**Required task**
State how many lines in the entries below contain the string "Bättre". Give only the number.

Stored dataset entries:
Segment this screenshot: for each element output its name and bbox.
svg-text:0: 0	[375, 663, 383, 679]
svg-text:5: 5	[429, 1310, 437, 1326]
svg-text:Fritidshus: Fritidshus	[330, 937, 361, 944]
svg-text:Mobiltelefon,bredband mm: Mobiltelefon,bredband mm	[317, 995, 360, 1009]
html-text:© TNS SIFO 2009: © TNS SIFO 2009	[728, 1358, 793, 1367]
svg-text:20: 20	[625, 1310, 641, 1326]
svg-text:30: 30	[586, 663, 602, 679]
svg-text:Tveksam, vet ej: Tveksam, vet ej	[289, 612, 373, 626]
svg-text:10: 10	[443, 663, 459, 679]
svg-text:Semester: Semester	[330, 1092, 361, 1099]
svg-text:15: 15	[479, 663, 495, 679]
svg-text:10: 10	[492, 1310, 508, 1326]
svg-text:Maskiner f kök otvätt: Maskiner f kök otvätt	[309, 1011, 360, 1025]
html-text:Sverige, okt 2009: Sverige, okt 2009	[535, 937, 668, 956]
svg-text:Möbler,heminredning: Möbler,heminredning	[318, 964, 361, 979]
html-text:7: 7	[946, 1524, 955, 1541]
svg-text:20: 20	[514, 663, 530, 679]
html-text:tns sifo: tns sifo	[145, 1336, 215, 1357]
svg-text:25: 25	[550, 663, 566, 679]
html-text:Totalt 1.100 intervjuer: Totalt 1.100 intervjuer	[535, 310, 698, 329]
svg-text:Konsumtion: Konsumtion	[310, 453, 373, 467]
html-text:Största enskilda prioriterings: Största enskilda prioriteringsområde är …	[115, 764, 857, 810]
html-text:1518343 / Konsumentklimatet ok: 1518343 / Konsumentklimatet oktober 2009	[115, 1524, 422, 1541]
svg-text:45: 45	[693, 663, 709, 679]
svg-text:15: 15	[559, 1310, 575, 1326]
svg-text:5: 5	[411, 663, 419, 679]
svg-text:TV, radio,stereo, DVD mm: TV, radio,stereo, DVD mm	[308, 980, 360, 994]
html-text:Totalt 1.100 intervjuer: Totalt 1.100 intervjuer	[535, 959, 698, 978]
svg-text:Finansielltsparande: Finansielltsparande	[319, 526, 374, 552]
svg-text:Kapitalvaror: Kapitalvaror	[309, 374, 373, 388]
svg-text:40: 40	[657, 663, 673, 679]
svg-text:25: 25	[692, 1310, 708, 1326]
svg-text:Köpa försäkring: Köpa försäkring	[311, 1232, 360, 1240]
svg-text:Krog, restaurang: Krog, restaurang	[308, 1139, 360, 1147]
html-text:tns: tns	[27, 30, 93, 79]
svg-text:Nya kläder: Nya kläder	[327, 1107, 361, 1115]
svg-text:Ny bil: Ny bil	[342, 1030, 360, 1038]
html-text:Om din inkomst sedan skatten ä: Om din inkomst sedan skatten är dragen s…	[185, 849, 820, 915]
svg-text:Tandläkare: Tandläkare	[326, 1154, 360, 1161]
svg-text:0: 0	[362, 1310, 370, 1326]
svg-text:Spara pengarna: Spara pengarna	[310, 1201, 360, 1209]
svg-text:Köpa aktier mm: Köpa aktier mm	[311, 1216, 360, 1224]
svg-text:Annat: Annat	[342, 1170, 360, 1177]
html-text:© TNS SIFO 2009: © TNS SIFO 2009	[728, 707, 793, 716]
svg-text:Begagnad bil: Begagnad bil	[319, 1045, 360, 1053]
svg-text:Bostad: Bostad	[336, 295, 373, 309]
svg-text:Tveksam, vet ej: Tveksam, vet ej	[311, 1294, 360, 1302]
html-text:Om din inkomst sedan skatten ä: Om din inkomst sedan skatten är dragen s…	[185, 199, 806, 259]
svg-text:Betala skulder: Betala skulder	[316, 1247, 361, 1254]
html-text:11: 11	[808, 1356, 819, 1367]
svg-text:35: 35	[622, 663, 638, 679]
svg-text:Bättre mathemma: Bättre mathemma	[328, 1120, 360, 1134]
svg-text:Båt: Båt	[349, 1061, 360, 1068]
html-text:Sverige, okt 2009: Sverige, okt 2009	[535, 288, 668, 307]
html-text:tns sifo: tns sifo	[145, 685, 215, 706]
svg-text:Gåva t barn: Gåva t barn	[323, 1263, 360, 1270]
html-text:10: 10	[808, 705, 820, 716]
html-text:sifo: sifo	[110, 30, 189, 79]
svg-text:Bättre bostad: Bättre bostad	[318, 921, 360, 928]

**Task result**
2